* **Goal of the exercise**
The listing beneath should be written out in full, exactly as shown.

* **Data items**
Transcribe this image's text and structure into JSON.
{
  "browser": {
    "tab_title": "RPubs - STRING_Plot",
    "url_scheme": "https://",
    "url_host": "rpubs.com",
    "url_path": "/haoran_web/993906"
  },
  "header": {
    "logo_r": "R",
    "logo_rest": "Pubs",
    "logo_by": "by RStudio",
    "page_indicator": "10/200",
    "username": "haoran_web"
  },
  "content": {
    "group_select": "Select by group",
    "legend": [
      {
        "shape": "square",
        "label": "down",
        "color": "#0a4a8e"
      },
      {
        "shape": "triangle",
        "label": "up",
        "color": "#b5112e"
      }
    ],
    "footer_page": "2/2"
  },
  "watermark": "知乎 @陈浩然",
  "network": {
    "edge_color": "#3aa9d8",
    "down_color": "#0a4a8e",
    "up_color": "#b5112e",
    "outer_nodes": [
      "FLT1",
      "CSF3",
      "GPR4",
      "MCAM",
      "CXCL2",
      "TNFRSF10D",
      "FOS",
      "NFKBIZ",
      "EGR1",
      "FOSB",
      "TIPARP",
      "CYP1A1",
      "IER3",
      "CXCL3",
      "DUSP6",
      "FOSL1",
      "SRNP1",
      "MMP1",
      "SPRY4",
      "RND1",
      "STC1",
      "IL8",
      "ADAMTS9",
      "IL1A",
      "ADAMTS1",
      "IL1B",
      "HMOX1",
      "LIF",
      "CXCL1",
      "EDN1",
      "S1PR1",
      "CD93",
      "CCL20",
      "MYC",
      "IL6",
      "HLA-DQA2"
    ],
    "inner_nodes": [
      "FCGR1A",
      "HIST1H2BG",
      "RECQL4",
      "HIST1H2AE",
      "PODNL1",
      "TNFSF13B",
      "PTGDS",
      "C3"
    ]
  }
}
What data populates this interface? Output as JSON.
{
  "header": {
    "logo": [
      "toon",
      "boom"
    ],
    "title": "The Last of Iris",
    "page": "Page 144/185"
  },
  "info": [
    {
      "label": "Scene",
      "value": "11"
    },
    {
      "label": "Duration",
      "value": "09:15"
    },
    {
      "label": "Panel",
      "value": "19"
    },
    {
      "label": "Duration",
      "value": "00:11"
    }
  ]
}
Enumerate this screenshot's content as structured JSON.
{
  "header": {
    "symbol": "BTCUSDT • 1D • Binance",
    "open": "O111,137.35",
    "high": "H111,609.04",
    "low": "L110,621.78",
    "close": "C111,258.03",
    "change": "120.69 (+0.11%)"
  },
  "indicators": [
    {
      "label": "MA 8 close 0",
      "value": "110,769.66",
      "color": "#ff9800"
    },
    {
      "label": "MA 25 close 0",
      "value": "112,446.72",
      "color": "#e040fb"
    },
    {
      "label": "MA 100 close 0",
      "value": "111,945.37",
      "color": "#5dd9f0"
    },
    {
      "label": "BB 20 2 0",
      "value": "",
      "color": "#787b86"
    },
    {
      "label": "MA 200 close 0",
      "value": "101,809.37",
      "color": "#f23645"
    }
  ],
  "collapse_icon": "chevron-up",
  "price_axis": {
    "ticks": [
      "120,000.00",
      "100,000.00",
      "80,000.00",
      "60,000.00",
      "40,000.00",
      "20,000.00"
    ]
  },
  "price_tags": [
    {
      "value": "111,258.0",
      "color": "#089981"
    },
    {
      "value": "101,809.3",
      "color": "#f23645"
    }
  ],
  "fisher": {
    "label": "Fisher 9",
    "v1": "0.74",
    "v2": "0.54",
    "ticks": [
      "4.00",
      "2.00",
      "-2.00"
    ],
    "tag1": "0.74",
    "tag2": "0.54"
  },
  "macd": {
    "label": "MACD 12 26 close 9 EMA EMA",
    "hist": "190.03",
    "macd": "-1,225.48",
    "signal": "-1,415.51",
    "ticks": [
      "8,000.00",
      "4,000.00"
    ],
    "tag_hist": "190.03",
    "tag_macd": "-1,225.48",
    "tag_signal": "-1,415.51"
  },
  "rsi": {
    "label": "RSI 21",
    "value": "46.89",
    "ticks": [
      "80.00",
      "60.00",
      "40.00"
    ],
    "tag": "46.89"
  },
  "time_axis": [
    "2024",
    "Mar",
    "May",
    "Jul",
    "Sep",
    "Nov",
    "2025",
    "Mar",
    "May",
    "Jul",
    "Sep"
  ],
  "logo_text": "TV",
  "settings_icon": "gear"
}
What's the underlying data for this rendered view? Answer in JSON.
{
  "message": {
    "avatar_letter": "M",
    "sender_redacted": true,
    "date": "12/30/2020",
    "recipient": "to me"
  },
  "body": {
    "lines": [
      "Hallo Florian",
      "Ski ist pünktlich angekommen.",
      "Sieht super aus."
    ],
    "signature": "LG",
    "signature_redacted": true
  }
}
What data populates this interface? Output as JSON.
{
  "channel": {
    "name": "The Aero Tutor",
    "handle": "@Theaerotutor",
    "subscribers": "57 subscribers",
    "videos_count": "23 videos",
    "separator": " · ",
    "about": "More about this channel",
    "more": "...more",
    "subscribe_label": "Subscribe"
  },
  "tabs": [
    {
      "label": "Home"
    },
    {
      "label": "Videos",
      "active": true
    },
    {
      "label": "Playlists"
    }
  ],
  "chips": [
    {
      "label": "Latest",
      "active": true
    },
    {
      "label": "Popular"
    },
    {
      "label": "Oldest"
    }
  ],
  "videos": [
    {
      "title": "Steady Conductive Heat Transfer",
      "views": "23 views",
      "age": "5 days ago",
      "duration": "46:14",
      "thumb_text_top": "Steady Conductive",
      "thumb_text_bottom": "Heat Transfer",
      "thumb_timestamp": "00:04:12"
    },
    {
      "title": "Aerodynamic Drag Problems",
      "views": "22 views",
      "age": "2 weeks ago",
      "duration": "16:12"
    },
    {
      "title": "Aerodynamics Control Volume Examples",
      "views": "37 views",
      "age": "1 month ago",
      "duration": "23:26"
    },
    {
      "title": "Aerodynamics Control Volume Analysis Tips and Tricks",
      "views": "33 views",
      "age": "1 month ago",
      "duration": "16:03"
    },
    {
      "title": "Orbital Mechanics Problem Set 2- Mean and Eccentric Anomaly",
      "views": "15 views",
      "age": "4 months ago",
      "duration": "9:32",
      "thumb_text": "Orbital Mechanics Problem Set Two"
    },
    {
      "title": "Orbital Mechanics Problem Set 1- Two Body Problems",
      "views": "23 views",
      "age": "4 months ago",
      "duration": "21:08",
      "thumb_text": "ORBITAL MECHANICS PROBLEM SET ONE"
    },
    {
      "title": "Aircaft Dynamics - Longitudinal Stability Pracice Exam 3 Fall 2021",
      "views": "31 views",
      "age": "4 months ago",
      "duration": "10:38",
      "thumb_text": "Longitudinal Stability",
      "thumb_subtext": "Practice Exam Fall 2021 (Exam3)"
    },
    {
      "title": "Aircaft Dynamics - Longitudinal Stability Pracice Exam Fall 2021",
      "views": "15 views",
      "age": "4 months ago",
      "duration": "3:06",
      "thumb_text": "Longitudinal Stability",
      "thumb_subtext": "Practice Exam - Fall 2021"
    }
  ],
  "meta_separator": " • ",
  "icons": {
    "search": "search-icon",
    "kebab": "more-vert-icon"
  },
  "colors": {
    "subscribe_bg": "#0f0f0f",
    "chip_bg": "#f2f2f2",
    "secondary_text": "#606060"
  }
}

* **Task output**
Transcribe this image's text and structure into JSON.
{
  "browser": {
    "tab_title": "RPubs - STRING_Plot",
    "url_scheme": "https://",
    "url_host": "rpubs.com",
    "url_path": "/haoran_web/993906"
  },
  "header": {
    "logo_r": "R",
    "logo_rest": "Pubs",
    "logo_by": "by RStudio",
    "page_indicator": "10/200",
    "username": "haoran_web"
  },
  "content": {
    "group_select": "Select by group",
    "legend": [
      {
        "shape": "square",
        "label": "down",
        "color": "#0a4a8e"
      },
      {
        "shape": "triangle",
        "label": "up",
        "color": "#b5112e"
      }
    ],
    "footer_page": "2/2"
  },
  "watermark": "知乎 @陈浩然",
  "network": {
    "edge_color": "#3aa9d8",
    "down_color": "#0a4a8e",
    "up_color": "#b5112e",
    "outer_nodes": [
      "FLT1",
      "CSF3",
      "GPR4",
      "MCAM",
      "CXCL2",
      "TNFRSF10D",
      "FOS",
      "NFKBIZ",
      "EGR1",
      "FOSB",
      "TIPARP",
      "CYP1A1",
      "IER3",
      "CXCL3",
      "DUSP6",
      "FOSL1",
      "SRNP1",
      "MMP1",
      "SPRY4",
      "RND1",
      "STC1",
      "IL8",
      "ADAMTS9",
      "IL1A",
      "ADAMTS1",
      "IL1B",
      "HMOX1",
      "LIF",
      "CXCL1",
      "EDN1",
      "S1PR1",
      "CD93",
      "CCL20",
      "MYC",
      "IL6",
      "HLA-DQA2"
    ],
    "inner_nodes": [
      "FCGR1A",
      "HIST1H2BG",
      "RECQL4",
      "HIST1H2AE",
      "PODNL1",
      "TNFSF13B",
      "PTGDS",
      "C3"
    ]
  }
}
What data populates this interface? Output as JSON.
{
  "header": {
    "logo": [
      "toon",
      "boom"
    ],
    "title": "The Last of Iris",
    "page": "Page 144/185"
  },
  "info": [
    {
      "label": "Scene",
      "value": "11"
    },
    {
      "label": "Duration",
      "value": "09:15"
    },
    {
      "label": "Panel",
      "value": "19"
    },
    {
      "label": "Duration",
      "value": "00:11"
    }
  ]
}
Enumerate this screenshot's content as structured JSON.
{
  "header": {
    "symbol": "BTCUSDT • 1D • Binance",
    "open": "O111,137.35",
    "high": "H111,609.04",
    "low": "L110,621.78",
    "close": "C111,258.03",
    "change": "120.69 (+0.11%)"
  },
  "indicators": [
    {
      "label": "MA 8 close 0",
      "value": "110,769.66",
      "color": "#ff9800"
    },
    {
      "label": "MA 25 close 0",
      "value": "112,446.72",
      "color": "#e040fb"
    },
    {
      "label": "MA 100 close 0",
      "value": "111,945.37",
      "color": "#5dd9f0"
    },
    {
      "label": "BB 20 2 0",
      "value": "",
      "color": "#787b86"
    },
    {
      "label": "MA 200 close 0",
      "value": "101,809.37",
      "color": "#f23645"
    }
  ],
  "collapse_icon": "chevron-up",
  "price_axis": {
    "ticks": [
      "120,000.00",
      "100,000.00",
      "80,000.00",
      "60,000.00",
      "40,000.00",
      "20,000.00"
    ]
  },
  "price_tags": [
    {
      "value": "111,258.0",
      "color": "#089981"
    },
    {
      "value": "101,809.3",
      "color": "#f23645"
    }
  ],
  "fisher": {
    "label": "Fisher 9",
    "v1": "0.74",
    "v2": "0.54",
    "ticks": [
      "4.00",
      "2.00",
      "-2.00"
    ],
    "tag1": "0.74",
    "tag2": "0.54"
  },
  "macd": {
    "label": "MACD 12 26 close 9 EMA EMA",
    "hist": "190.03",
    "macd": "-1,225.48",
    "signal": "-1,415.51",
    "ticks": [
      "8,000.00",
      "4,000.00"
    ],
    "tag_hist": "190.03",
    "tag_macd": "-1,225.48",
    "tag_signal": "-1,415.51"
  },
  "rsi": {
    "label": "RSI 21",
    "value": "46.89",
    "ticks": [
      "80.00",
      "60.00",
      "40.00"
    ],
    "tag": "46.89"
  },
  "time_axis": [
    "2024",
    "Mar",
    "May",
    "Jul",
    "Sep",
    "Nov",
    "2025",
    "Mar",
    "May",
    "Jul",
    "Sep"
  ],
  "logo_text": "TV",
  "settings_icon": "gear"
}
What's the underlying data for this rendered view? Answer in JSON.
{
  "message": {
    "avatar_letter": "M",
    "sender_redacted": true,
    "date": "12/30/2020",
    "recipient": "to me"
  },
  "body": {
    "lines": [
      "Hallo Florian",
      "Ski ist pünktlich angekommen.",
      "Sieht super aus."
    ],
    "signature": "LG",
    "signature_redacted": true
  }
}
What data populates this interface? Output as JSON.
{
  "channel": {
    "name": "The Aero Tutor",
    "handle": "@Theaerotutor",
    "subscribers": "57 subscribers",
    "videos_count": "23 videos",
    "separator": " · ",
    "about": "More about this channel",
    "more": "...more",
    "subscribe_label": "Subscribe"
  },
  "tabs": [
    {
      "label": "Home"
    },
    {
      "label": "Videos",
      "active": true
    },
    {
      "label": "Playlists"
    }
  ],
  "chips": [
    {
      "label": "Latest",
      "active": true
    },
    {
      "label": "Popular"
    },
    {
      "label": "Oldest"
    }
  ],
  "videos": [
    {
      "title": "Steady Conductive Heat Transfer",
      "views": "23 views",
      "age": "5 days ago",
      "duration": "46:14",
      "thumb_text_top": "Steady Conductive",
      "thumb_text_bottom": "Heat Transfer",
      "thumb_timestamp": "00:04:12"
    },
    {
      "title": "Aerodynamic Drag Problems",
      "views": "22 views",
      "age": "2 weeks ago",
      "duration": "16:12"
    },
    {
      "title": "Aerodynamics Control Volume Examples",
      "views": "37 views",
      "age": "1 month ago",
      "duration": "23:26"
    },
    {
      "title": "Aerodynamics Control Volume Analysis Tips and Tricks",
      "views": "33 views",
      "age": "1 month ago",
      "duration": "16:03"
    },
    {
      "title": "Orbital Mechanics Problem Set 2- Mean and Eccentric Anomaly",
      "views": "15 views",
      "age": "4 months ago",
      "duration": "9:32",
      "thumb_text": "Orbital Mechanics Problem Set Two"
    },
    {
      "title": "Orbital Mechanics Problem Set 1- Two Body Problems",
      "views": "23 views",
      "age": "4 months ago",
      "duration": "21:08",
      "thumb_text": "ORBITAL MECHANICS PROBLEM SET ONE"
    },
    {
      "title": "Aircaft Dynamics - Longitudinal Stability Pracice Exam 3 Fall 2021",
      "views": "31 views",
      "age": "4 months ago",
      "duration": "10:38",
      "thumb_text": "Longitudinal Stability",
      "thumb_subtext": "Practice Exam Fall 2021 (Exam3)"
    },
    {
      "title": "Aircaft Dynamics - Longitudinal Stability Pracice Exam Fall 2021",
      "views": "15 views",
      "age": "4 months ago",
      "duration": "3:06",
      "thumb_text": "Longitudinal Stability",
      "thumb_subtext": "Practice Exam - Fall 2021"
    }
  ],
  "meta_separator": " • ",
  "icons": {
    "search": "search-icon",
    "kebab": "more-vert-icon"
  },
  "colors": {
    "subscribe_bg": "#0f0f0f",
    "chip_bg": "#f2f2f2",
    "secondary_text": "#606060"
  }
}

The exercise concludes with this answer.